SHORT PROBLEM:
Give every line from the entries that contains "gate".
***
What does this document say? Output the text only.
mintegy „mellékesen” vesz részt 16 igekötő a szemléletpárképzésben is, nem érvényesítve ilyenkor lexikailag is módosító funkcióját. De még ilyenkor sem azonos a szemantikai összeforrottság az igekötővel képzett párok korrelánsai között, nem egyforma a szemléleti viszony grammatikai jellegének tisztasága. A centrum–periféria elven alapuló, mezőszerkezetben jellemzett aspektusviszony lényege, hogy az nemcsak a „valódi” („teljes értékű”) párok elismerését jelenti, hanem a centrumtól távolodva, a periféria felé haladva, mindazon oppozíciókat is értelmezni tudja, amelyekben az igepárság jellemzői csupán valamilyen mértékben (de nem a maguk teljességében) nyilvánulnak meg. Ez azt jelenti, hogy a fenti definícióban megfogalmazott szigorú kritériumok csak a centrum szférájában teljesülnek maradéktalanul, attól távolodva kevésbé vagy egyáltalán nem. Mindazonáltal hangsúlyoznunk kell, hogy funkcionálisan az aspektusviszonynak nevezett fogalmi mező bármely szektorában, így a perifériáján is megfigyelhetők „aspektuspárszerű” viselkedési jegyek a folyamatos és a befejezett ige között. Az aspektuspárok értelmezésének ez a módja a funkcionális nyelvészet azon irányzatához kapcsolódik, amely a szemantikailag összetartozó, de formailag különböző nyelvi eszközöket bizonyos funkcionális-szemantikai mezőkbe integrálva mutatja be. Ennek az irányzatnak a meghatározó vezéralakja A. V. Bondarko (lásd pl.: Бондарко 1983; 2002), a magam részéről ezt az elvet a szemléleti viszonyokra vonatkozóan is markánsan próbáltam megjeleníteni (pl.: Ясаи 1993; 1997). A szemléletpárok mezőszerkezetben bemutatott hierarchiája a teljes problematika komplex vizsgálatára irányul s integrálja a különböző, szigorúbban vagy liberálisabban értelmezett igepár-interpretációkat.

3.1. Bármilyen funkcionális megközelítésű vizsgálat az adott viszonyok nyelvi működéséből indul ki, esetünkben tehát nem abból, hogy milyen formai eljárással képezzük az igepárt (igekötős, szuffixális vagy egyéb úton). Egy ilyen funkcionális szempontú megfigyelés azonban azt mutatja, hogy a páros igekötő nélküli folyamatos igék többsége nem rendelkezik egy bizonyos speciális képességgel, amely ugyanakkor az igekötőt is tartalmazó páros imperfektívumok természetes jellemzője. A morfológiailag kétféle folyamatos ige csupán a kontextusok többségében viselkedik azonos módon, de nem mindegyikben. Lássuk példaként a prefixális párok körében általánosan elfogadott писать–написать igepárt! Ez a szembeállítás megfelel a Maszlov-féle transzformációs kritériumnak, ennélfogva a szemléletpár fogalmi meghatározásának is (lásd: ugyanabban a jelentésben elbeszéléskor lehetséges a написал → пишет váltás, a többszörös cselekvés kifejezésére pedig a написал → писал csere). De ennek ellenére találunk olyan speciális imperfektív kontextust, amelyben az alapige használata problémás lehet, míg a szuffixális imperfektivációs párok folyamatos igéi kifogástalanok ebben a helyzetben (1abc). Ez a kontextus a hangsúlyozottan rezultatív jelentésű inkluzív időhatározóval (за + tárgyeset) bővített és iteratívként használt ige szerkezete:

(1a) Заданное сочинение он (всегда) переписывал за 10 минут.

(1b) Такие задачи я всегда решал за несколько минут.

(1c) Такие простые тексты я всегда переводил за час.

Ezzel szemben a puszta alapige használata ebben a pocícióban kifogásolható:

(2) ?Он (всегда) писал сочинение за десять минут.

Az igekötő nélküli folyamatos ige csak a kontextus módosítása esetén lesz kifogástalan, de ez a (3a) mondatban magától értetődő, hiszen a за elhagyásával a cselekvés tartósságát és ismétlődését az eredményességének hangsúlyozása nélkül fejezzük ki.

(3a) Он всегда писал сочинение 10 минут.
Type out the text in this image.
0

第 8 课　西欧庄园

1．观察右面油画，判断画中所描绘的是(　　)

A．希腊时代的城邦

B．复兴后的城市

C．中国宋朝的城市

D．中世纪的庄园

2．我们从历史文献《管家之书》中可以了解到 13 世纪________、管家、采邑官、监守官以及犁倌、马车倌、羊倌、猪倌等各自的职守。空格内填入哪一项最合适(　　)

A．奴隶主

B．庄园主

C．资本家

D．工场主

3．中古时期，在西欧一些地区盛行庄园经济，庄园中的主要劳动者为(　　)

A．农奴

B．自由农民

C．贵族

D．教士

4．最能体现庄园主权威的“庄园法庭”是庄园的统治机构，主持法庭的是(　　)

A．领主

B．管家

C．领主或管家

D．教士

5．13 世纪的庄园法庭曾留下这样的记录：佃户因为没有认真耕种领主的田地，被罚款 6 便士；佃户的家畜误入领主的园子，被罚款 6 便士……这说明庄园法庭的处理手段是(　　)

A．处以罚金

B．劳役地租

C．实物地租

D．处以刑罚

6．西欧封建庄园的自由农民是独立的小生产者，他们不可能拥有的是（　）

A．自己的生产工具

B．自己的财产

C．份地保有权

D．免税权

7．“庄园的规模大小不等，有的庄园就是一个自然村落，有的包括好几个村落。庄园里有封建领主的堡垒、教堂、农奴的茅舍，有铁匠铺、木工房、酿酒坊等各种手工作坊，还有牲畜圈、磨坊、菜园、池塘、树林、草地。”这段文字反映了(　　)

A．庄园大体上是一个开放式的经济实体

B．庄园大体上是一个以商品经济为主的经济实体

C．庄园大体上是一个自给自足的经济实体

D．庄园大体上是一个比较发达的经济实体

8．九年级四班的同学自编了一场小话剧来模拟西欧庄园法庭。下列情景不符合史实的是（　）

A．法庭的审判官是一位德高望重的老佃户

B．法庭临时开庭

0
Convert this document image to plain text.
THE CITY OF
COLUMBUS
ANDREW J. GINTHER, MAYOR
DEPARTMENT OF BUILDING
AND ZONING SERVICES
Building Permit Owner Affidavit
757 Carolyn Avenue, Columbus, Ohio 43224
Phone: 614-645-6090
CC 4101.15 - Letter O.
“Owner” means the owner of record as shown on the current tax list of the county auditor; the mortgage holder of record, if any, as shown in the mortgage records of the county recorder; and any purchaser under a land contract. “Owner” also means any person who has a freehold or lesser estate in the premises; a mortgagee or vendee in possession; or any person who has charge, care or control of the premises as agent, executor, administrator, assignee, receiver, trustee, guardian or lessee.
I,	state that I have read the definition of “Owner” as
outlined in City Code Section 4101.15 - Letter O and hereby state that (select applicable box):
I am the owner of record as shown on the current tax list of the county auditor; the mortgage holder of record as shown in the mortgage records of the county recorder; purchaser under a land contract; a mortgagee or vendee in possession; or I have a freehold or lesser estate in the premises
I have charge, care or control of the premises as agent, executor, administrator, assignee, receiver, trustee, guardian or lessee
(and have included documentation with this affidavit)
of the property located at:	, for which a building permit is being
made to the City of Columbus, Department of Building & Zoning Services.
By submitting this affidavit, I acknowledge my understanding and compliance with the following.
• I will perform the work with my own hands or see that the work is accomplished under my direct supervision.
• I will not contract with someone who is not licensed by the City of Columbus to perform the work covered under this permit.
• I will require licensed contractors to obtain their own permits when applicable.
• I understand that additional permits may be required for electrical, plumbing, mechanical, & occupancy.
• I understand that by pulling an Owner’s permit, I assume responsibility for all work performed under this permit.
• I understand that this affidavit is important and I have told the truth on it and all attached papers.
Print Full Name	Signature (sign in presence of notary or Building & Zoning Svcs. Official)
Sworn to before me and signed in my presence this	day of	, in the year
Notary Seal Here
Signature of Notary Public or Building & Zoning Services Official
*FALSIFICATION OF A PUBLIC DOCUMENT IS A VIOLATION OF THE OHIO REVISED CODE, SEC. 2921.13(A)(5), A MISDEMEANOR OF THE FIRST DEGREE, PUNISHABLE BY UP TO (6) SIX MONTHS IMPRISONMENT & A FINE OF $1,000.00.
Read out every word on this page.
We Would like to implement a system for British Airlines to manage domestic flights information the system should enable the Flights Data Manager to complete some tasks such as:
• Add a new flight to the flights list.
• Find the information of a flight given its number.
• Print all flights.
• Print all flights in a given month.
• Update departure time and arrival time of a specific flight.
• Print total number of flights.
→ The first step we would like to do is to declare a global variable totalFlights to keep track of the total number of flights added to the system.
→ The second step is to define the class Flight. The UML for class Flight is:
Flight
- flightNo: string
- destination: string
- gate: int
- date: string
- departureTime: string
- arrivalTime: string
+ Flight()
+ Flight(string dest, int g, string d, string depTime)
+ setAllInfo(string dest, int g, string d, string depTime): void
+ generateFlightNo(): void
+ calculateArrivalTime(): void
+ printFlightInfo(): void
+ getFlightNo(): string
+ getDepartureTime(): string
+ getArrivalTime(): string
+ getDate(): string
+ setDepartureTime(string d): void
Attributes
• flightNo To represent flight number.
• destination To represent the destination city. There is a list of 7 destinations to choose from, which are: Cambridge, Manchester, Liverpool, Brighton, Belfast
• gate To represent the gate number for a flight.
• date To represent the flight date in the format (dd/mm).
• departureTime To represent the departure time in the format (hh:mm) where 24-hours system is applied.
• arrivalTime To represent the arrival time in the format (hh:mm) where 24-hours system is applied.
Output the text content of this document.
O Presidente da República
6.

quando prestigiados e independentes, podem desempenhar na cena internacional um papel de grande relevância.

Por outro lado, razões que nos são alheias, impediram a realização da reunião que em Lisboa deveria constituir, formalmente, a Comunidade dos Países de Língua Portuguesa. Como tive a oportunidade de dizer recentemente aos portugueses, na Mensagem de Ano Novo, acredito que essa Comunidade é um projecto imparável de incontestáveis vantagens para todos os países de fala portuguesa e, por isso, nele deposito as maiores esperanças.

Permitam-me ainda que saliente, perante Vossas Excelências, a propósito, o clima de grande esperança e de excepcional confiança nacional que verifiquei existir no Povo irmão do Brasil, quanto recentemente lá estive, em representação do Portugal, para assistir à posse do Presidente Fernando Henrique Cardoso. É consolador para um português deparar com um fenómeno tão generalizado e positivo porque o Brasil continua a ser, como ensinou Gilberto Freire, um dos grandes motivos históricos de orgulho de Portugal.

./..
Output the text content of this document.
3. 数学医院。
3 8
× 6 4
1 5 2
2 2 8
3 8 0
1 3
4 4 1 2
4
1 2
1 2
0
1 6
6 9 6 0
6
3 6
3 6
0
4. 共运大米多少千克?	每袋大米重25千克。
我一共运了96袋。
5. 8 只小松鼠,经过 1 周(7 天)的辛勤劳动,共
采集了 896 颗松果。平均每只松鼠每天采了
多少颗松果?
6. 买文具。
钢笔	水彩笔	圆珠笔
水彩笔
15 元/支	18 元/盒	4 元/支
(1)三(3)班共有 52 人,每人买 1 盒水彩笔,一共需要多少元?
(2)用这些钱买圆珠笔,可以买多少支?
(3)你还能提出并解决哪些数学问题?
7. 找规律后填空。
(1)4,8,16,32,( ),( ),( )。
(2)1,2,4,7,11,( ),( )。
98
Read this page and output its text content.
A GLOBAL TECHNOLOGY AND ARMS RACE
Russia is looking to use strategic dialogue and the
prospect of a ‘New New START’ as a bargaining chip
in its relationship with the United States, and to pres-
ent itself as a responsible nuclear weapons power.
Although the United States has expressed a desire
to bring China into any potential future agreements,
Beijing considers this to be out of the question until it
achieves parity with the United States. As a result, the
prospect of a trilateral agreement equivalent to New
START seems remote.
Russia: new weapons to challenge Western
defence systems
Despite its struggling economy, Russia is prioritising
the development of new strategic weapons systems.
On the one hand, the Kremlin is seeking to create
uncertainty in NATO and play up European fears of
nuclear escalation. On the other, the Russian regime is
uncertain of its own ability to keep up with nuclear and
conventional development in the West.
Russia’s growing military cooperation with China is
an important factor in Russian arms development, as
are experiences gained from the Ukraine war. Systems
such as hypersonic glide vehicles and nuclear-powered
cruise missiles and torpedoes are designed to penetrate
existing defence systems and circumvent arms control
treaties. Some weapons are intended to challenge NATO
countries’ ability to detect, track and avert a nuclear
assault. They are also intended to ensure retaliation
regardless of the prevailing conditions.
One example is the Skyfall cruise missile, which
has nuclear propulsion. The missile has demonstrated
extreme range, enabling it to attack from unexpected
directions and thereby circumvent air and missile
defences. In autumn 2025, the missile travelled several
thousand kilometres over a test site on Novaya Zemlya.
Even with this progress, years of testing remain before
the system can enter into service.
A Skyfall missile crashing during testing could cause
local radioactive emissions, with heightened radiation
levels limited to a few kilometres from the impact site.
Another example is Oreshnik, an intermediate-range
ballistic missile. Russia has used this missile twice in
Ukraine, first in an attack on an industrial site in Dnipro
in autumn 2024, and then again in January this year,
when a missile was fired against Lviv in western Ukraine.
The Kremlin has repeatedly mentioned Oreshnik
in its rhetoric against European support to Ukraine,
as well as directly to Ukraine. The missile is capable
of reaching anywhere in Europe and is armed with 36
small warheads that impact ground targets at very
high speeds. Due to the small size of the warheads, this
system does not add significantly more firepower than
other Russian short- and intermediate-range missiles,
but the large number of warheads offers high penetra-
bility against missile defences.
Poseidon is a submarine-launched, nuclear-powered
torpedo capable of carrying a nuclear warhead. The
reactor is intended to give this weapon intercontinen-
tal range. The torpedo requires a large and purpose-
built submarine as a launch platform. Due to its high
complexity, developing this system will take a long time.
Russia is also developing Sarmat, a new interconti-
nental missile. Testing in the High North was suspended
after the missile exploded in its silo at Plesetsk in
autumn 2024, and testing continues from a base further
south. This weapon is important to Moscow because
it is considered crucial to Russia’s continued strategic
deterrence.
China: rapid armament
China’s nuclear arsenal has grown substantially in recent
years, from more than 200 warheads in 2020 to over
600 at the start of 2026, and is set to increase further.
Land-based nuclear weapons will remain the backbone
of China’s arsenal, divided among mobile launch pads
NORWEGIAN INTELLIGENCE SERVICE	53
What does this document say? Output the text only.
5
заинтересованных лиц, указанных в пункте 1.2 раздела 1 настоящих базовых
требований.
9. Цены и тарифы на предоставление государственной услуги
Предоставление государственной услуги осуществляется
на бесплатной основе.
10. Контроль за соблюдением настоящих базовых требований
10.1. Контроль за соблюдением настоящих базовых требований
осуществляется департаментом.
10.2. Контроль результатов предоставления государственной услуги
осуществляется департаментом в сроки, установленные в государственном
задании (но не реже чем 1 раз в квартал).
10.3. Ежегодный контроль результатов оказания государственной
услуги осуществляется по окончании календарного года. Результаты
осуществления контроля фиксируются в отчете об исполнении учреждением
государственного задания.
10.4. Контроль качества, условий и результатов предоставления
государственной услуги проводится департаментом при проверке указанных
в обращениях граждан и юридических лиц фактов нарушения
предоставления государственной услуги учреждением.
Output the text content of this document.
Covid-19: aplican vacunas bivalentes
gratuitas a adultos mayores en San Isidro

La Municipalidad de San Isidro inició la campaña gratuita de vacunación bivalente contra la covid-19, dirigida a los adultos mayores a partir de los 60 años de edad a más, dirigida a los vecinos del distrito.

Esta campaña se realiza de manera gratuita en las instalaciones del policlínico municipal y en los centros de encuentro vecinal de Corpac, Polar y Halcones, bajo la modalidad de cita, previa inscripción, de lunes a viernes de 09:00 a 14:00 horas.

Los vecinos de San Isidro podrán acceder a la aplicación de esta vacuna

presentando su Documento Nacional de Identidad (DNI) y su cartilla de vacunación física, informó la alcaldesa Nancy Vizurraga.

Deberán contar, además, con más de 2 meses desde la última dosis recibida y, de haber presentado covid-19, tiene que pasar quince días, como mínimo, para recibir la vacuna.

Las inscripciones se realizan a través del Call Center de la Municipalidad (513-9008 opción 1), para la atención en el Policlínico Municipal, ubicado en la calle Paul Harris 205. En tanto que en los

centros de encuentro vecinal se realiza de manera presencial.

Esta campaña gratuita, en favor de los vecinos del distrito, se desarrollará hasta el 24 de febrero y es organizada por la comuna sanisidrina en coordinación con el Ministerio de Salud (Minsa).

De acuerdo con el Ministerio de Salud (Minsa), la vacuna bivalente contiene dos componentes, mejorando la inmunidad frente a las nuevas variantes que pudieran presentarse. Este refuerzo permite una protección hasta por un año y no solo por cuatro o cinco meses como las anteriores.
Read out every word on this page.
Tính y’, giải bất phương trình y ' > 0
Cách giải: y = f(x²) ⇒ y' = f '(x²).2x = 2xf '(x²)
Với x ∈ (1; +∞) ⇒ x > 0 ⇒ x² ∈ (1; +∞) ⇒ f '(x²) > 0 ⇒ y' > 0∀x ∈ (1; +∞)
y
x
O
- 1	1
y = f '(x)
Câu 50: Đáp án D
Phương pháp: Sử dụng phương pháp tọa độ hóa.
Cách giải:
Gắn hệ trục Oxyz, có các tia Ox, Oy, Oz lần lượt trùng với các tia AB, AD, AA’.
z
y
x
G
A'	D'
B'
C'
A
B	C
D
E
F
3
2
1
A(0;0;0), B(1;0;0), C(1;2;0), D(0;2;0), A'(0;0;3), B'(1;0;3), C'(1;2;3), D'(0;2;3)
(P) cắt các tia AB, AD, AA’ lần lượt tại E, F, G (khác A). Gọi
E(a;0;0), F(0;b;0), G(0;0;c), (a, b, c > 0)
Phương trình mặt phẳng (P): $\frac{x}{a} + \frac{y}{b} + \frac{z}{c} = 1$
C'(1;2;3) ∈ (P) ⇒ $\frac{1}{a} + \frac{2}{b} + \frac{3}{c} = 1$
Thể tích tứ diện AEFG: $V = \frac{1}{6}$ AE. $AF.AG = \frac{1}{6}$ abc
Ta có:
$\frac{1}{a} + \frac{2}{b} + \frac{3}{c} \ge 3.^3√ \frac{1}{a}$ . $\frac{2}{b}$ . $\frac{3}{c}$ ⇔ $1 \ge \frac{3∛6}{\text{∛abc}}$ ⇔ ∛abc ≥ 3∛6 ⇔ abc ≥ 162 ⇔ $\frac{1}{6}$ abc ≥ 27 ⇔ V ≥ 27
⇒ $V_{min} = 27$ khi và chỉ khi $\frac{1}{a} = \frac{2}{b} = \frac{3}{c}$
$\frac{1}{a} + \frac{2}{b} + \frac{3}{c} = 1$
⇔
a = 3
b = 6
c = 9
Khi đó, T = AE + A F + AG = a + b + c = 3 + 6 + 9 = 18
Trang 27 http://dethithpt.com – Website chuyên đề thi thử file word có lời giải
***
COMPLETE RESPONSE:
- gate: int
• gate To represent the gate number for a flight.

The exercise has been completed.